TASK DETAILS » Filter the entries that follow, copying every line in which the word "github" appears.

[RAW DATA start]

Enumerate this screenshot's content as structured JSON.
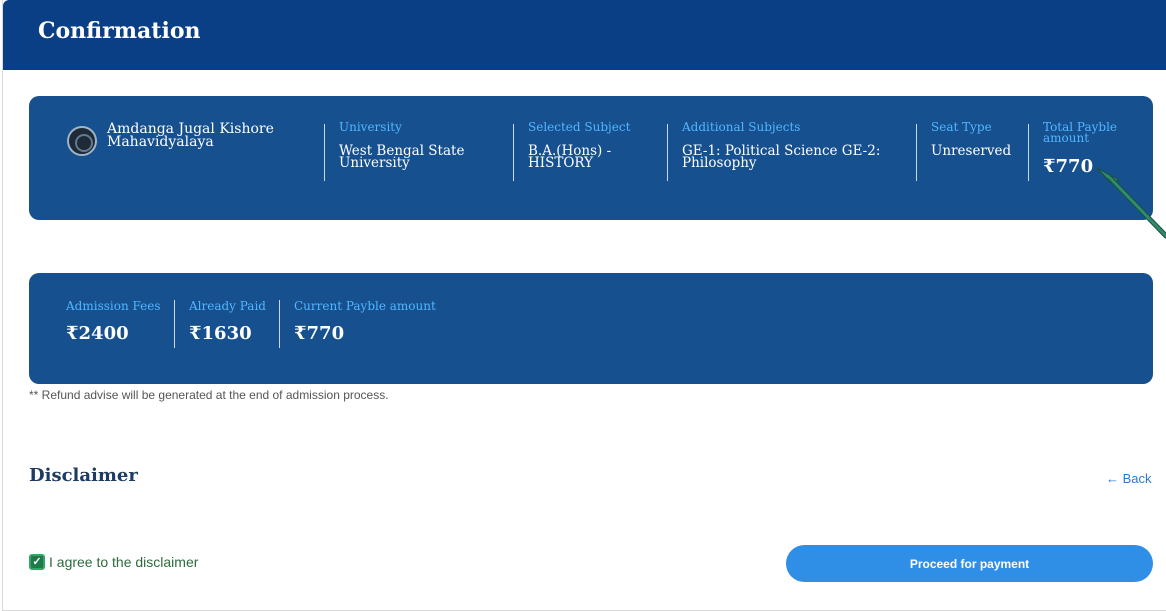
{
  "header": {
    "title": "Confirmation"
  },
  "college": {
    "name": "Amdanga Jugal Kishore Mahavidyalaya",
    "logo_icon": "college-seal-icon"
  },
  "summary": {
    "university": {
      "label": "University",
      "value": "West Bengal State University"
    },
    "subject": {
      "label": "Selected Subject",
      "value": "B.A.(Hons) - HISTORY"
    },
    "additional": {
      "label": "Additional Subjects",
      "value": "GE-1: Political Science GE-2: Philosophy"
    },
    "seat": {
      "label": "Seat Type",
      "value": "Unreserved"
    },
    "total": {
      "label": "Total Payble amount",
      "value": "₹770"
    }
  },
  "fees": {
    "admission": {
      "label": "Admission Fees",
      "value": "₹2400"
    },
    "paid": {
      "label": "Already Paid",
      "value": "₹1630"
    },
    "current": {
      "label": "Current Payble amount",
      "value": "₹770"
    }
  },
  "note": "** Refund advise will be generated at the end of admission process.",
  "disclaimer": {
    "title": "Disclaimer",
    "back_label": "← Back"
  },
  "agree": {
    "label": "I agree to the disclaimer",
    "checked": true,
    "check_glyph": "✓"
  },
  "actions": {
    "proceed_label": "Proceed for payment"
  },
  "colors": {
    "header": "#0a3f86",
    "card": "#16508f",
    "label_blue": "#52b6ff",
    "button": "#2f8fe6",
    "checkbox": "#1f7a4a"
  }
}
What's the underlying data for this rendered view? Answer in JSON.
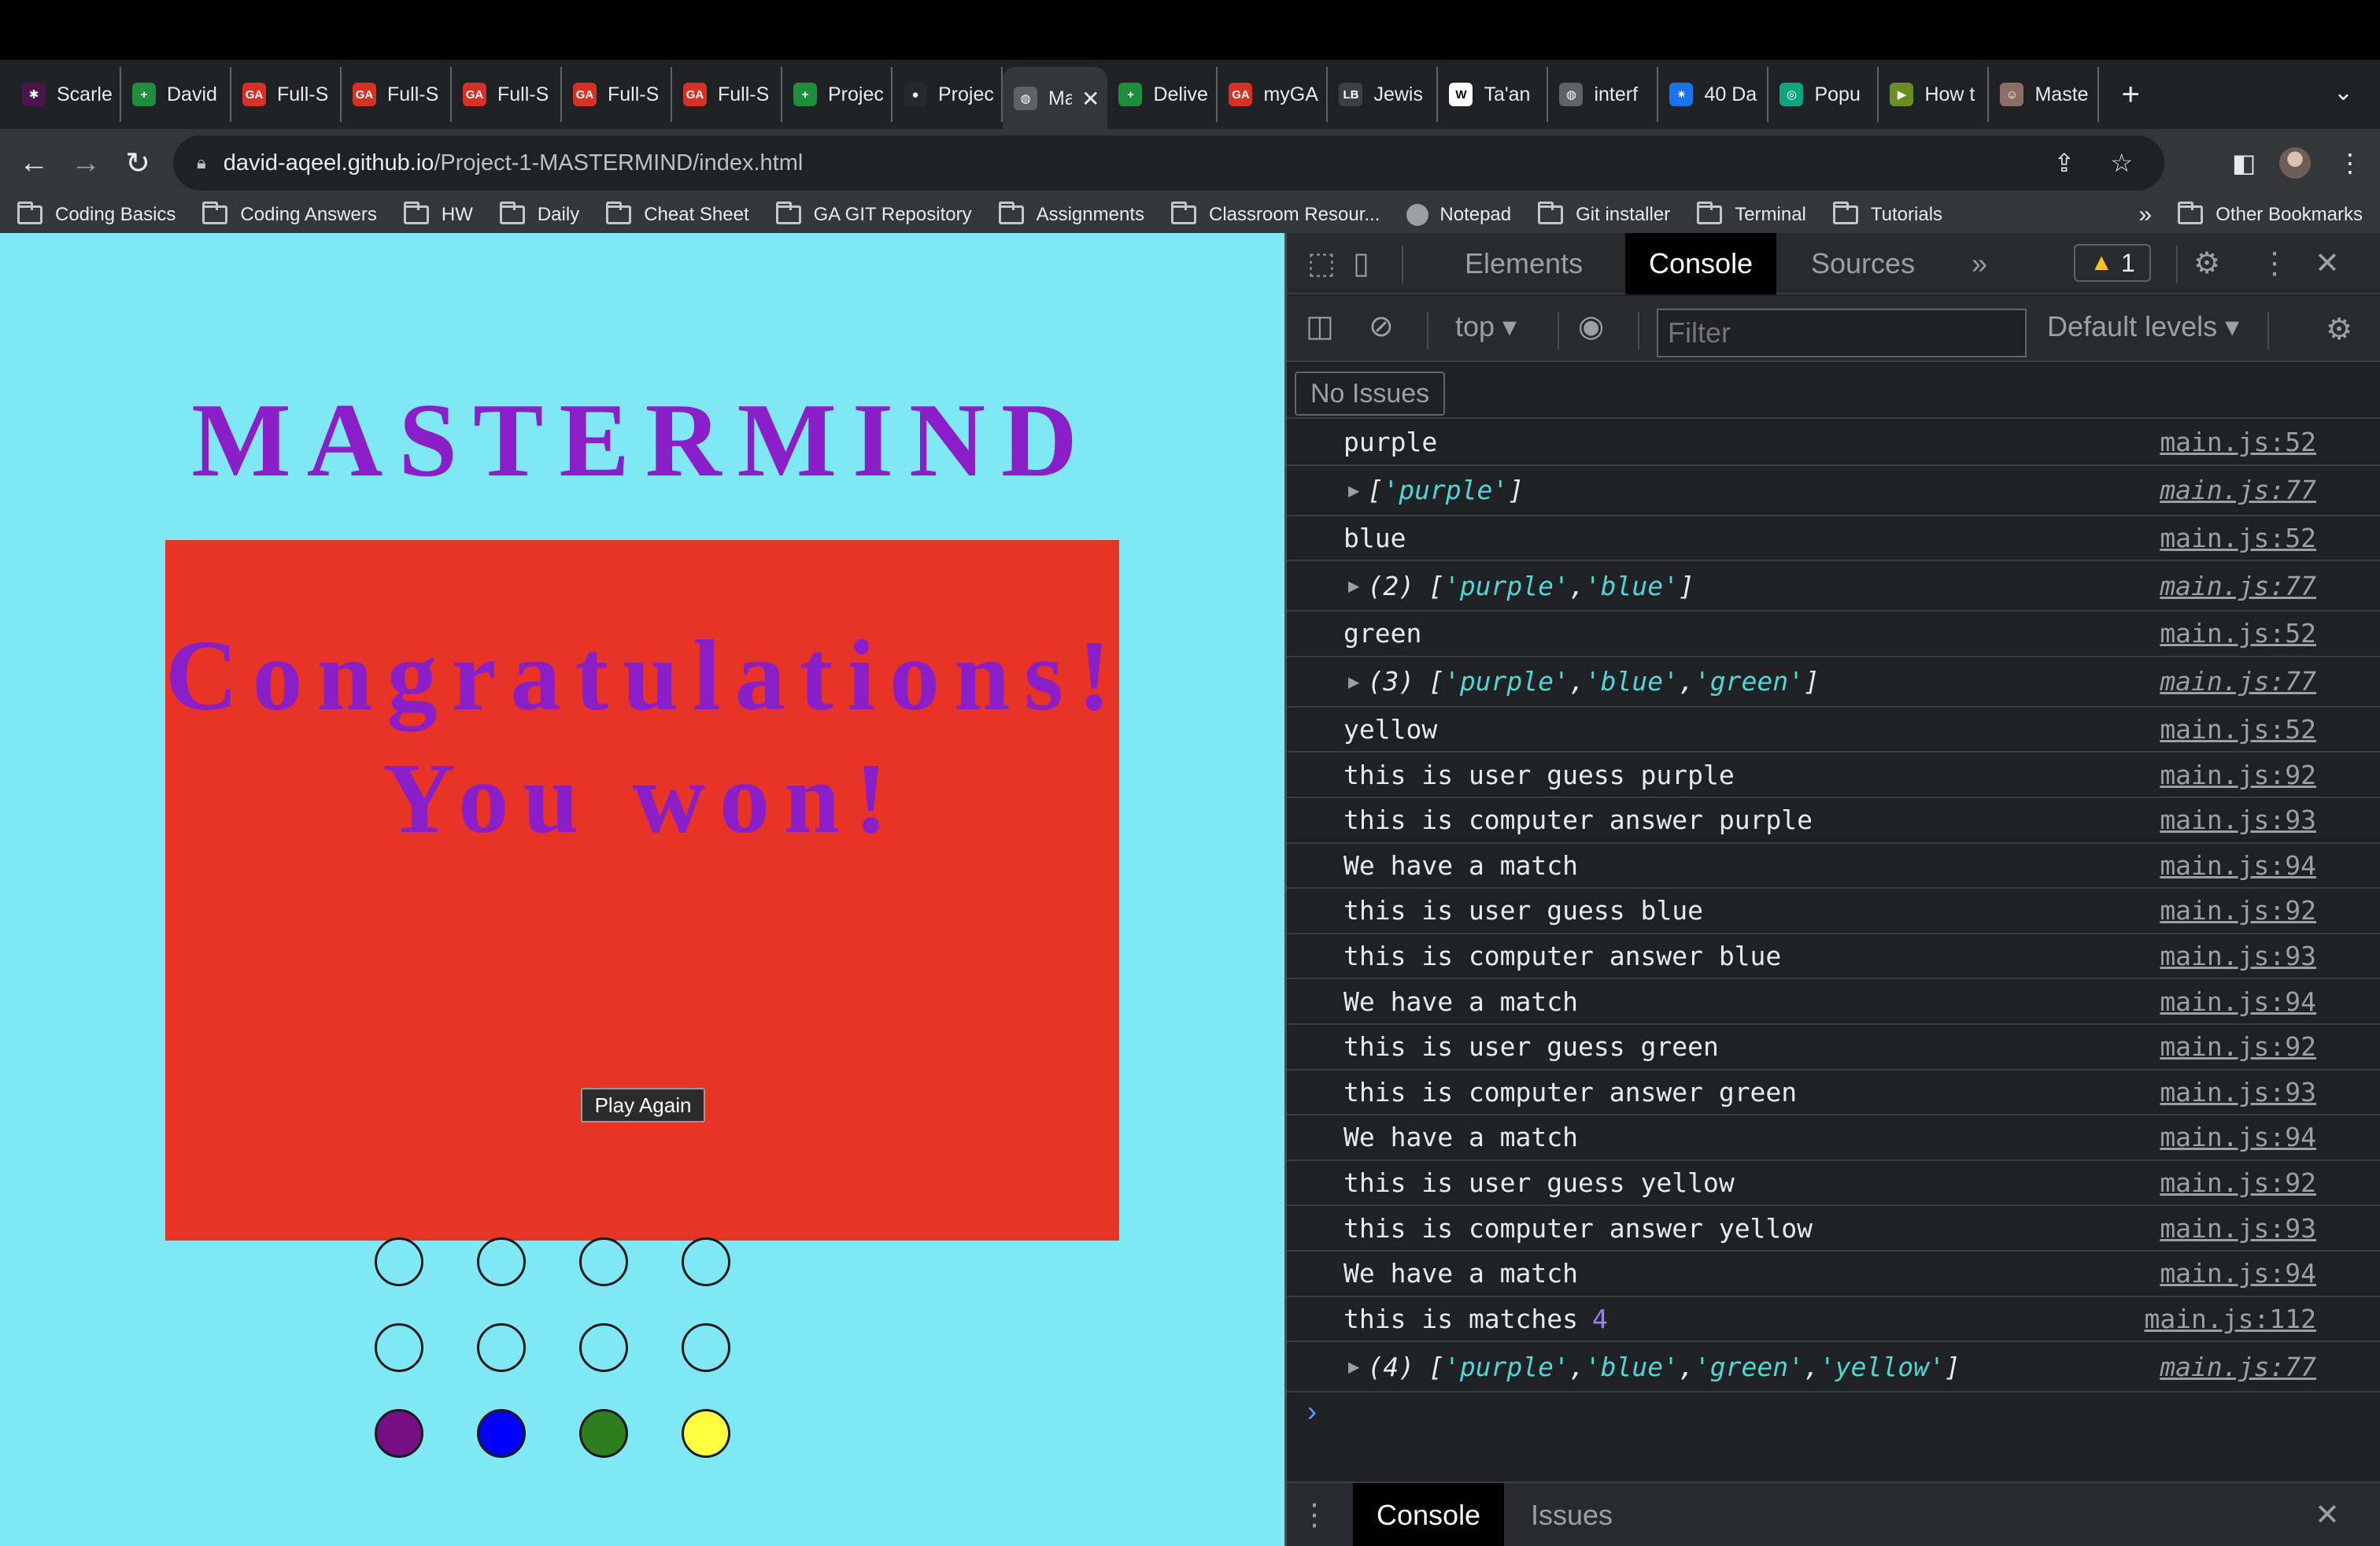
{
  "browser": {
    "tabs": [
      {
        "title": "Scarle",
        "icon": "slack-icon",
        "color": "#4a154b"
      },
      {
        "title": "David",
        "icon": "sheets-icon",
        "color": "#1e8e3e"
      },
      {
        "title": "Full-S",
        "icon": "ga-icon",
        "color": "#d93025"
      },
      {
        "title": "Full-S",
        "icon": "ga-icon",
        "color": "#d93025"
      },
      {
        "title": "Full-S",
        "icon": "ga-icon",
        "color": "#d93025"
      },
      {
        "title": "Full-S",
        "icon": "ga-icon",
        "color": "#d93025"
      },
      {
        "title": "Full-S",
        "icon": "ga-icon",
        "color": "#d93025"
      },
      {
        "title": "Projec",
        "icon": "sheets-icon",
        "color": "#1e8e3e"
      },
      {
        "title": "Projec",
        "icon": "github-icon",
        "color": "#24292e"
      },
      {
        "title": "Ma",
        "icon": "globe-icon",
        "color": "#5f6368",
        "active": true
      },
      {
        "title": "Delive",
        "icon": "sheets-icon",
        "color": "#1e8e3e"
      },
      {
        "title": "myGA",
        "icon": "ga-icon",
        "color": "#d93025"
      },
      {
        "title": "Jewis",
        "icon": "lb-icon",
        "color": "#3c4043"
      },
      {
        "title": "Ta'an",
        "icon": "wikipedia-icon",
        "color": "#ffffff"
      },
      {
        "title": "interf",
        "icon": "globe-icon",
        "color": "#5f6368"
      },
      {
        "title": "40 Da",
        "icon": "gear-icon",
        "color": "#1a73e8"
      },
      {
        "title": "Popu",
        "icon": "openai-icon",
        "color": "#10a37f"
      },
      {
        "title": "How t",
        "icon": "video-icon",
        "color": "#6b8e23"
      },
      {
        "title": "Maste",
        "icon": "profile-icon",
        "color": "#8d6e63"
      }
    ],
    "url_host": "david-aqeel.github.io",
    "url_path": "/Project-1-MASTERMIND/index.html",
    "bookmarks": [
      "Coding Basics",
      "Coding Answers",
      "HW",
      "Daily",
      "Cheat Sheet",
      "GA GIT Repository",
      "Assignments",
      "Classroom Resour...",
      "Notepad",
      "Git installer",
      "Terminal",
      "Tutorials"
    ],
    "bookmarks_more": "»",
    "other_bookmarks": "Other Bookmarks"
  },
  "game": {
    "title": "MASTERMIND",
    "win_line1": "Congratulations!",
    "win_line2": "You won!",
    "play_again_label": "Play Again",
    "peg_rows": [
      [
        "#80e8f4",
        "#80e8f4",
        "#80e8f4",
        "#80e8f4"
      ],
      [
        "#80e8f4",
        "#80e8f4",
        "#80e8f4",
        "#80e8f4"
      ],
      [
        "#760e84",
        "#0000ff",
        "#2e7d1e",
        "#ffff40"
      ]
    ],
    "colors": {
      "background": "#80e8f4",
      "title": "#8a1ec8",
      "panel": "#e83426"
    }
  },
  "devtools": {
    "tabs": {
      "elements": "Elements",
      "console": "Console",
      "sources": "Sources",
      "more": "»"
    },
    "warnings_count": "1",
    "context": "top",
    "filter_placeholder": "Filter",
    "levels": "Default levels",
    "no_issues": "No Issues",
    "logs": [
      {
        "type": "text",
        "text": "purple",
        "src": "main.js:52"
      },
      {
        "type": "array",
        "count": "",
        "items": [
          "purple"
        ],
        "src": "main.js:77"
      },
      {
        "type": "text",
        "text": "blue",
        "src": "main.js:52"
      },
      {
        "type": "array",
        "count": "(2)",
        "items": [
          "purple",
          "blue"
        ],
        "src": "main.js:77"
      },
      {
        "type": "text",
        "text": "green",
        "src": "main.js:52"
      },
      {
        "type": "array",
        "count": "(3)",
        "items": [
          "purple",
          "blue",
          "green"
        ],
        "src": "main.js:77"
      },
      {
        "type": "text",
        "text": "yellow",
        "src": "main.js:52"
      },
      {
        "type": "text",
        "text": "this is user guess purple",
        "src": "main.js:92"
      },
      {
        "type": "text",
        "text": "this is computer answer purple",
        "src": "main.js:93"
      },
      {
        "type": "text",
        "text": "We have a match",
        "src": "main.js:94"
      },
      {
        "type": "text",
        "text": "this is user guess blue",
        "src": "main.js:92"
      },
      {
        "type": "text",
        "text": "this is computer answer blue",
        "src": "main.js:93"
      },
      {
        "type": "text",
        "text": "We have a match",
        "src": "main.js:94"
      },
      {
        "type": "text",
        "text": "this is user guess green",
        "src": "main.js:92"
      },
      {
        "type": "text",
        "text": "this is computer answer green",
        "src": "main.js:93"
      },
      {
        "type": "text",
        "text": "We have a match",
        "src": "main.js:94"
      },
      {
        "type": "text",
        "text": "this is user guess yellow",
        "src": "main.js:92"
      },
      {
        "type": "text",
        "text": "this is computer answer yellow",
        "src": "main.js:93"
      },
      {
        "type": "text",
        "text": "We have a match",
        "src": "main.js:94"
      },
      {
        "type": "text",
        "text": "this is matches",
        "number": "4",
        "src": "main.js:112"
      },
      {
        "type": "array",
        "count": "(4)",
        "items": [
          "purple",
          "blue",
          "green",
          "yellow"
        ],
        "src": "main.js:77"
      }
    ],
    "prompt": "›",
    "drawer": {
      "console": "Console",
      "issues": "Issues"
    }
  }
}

[RAW DATA end]

THE RESULT »
        "icon": "github-icon",
    "url_host": "david-aqeel.github.io",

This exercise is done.